TO BE DONE –
Copy out each line of the data holding "author".
── INFORMATION PROVIDED ──
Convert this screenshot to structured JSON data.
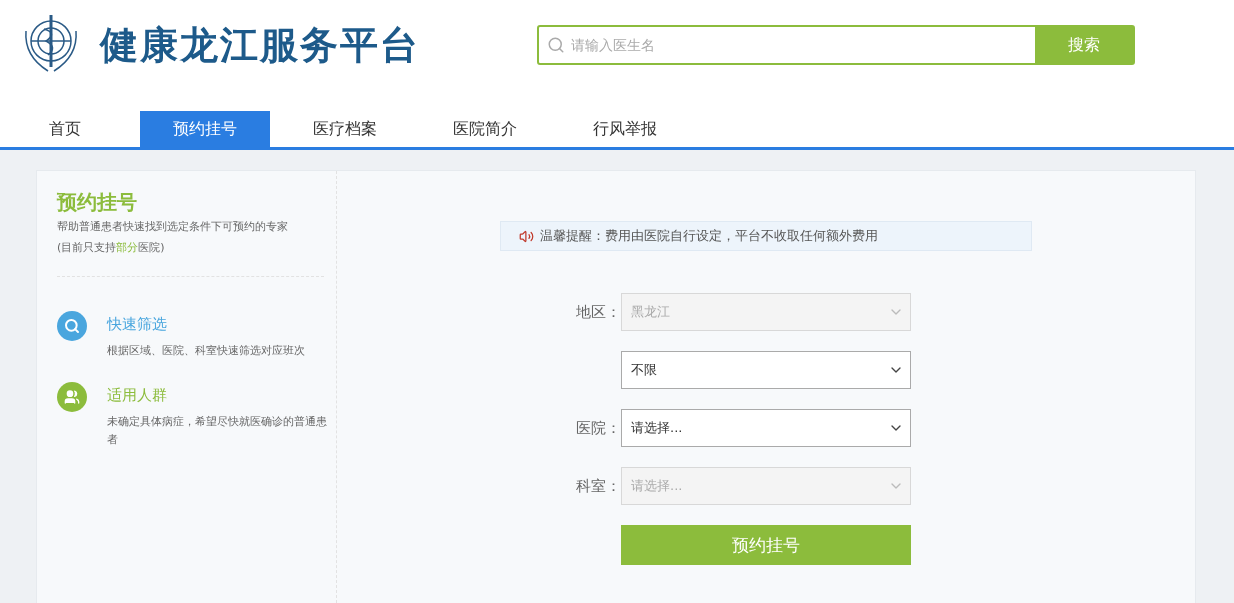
{
  "header": {
    "site_title": "健康龙江服务平台",
    "search": {
      "placeholder": "请输入医生名",
      "button": "搜索"
    }
  },
  "nav": [
    {
      "label": "首页",
      "selected": false
    },
    {
      "label": "预约挂号",
      "selected": true
    },
    {
      "label": "医疗档案",
      "selected": false
    },
    {
      "label": "医院简介",
      "selected": false
    },
    {
      "label": "行风举报",
      "selected": false
    }
  ],
  "sidebar": {
    "title": "预约挂号",
    "description": "帮助普通患者快速找到选定条件下可预约的专家",
    "note": {
      "before": "(目前只支持",
      "highlight": "部分",
      "after": "医院)"
    },
    "features": [
      {
        "kind": "search",
        "title": "快速筛选",
        "text": "根据区域、医院、科室快速筛选对应班次",
        "color": "#4aa6de"
      },
      {
        "kind": "people",
        "title": "适用人群",
        "text": "未确定具体病症，希望尽快就医确诊的普通患者",
        "color": "#8cbc3c"
      }
    ]
  },
  "notice": "温馨提醒：费用由医院自行设定，平台不收取任何额外费用",
  "form": {
    "fields": [
      {
        "label": "地区：",
        "value": "黑龙江",
        "disabled": true
      },
      {
        "value": "不限",
        "disabled": false
      },
      {
        "label": "医院：",
        "value": "请选择...",
        "disabled": false
      },
      {
        "label": "科室：",
        "value": "请选择...",
        "disabled": true
      }
    ],
    "submit": "预约挂号"
  }
}
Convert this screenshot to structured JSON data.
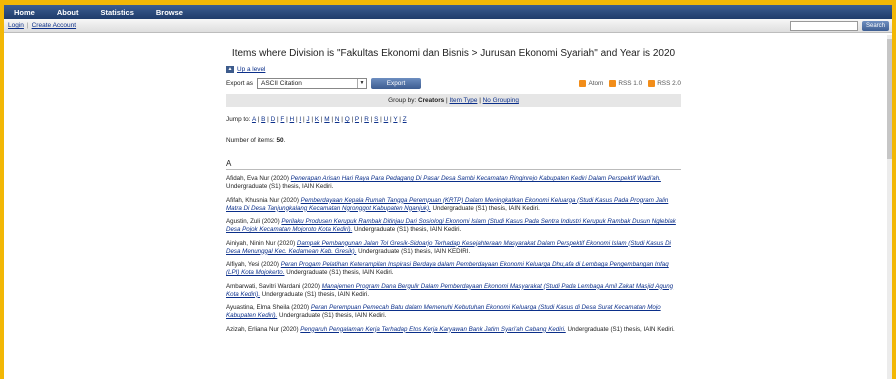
{
  "nav": {
    "items": [
      "Home",
      "About",
      "Statistics",
      "Browse"
    ]
  },
  "subbar": {
    "login": "Login",
    "create_account": "Create Account",
    "search_button": "Search",
    "search_value": ""
  },
  "page": {
    "title": "Items where Division is \"Fakultas Ekonomi dan Bisnis > Jurusan Ekonomi Syariah\" and Year is 2020",
    "up_level": "Up a level",
    "export_label": "Export as",
    "export_format": "ASCII Citation",
    "export_button": "Export",
    "feeds": [
      "Atom",
      "RSS 1.0",
      "RSS 2.0"
    ],
    "group_by_label": "Group by:",
    "group_current": "Creators",
    "group_item_type": "Item Type",
    "group_no_grouping": "No Grouping",
    "jump_label": "Jump to:",
    "letters": [
      "A",
      "B",
      "D",
      "F",
      "H",
      "I",
      "J",
      "K",
      "M",
      "N",
      "Q",
      "P",
      "R",
      "S",
      "U",
      "Y",
      "Z"
    ],
    "count_label": "Number of items:",
    "count_value": "50",
    "section": "A"
  },
  "entries": [
    {
      "author": "Afidah, Eva Nur (2020)",
      "title": "Penerapan Arisan Hari Raya Para Pedagang Di Pasar Desa Sambi Kecamatan Ringinrejo Kabupaten Kediri Dalam Perspektif Wadi'ah.",
      "rest": " Undergraduate (S1) thesis, IAIN Kediri."
    },
    {
      "author": "Afifah, Khusnia Nur (2020)",
      "title": "Pemberdayaan Kepala Rumah Tangga Perempuan (KRTP) Dalam Meningkatkan Ekonomi Keluarga (Studi Kasus Pada Program Jalin Matra Di Desa Tanjungkalang Kecamatan Ngronggot Kabupaten Nganjuk).",
      "rest": " Undergraduate (S1) thesis, IAIN Kediri."
    },
    {
      "author": "Agustin, Zuli (2020)",
      "title": "Perilaku Produsen Kerupuk Rambak Ditinjau Dari Sosiologi Ekonomi Islam (Studi Kasus Pada Sentra Industri Kerupuk Rambak Dusun Ngleblak Desa Pojok Kecamatan Mojoroto Kota Kediri).",
      "rest": " Undergraduate (S1) thesis, IAIN Kediri."
    },
    {
      "author": "Ainiyah, Ninin Nur (2020)",
      "title": "Dampak Pembangunan Jalan Tol Gresik-Sidoarjo Terhadap Kesejahteraan Masyarakat Dalam Perspektif Ekonomi Islam (Studi Kasus Di Desa Menunggal Kec. Kedamean Kab. Gresik).",
      "rest": " Undergraduate (S1) thesis, IAIN KEDIRI."
    },
    {
      "author": "Alfiyah, Yesi (2020)",
      "title": "Peran Progam Pelatihan Keterampilan Inspirasi Berdaya dalam Pemberdayaan Ekonomi Keluarga Dhu,afa di Lembaga Pengembangan Infaq (LPI) Kota Mojokerto.",
      "rest": " Undergraduate (S1) thesis, IAIN Kediri."
    },
    {
      "author": "Ambarwati, Savitri Wardani (2020)",
      "title": "Manajemen Program Dana Bergulir Dalam Pemberdayaan Ekonomi Masyarakat (Studi Pada Lembaga Amil Zakat Masjid Agung Kota Kediri).",
      "rest": " Undergraduate (S1) thesis, IAIN Kediri."
    },
    {
      "author": "Ayuastina, Elma Sheila (2020)",
      "title": "Peran Perempuan Pemecah Batu dalam Memenuhi Kebutuhan Ekonomi Keluarga (Studi Kasus di Desa Surat Kecamatan Mojo Kabupaten Kediri).",
      "rest": " Undergraduate (S1) thesis, IAIN Kediri."
    },
    {
      "author": "Azizah, Erliana Nur (2020)",
      "title": "Pengaruh Pengalaman Kerja Terhadap Etos Kerja Karyawan Bank Jatim Syari'ah Cabang Kediri.",
      "rest": " Undergraduate (S1) thesis, IAIN Kediri."
    }
  ]
}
───
REPLY –
      "author": "Afidah, Eva Nur (2020)",
      "author": "Afifah, Khusnia Nur (2020)",
      "author": "Agustin, Zuli (2020)",
      "author": "Ainiyah, Ninin Nur (2020)",
      "author": "Alfiyah, Yesi (2020)",
      "author": "Ambarwati, Savitri Wardani (2020)",
      "author": "Ayuastina, Elma Sheila (2020)",
      "author": "Azizah, Erliana Nur (2020)",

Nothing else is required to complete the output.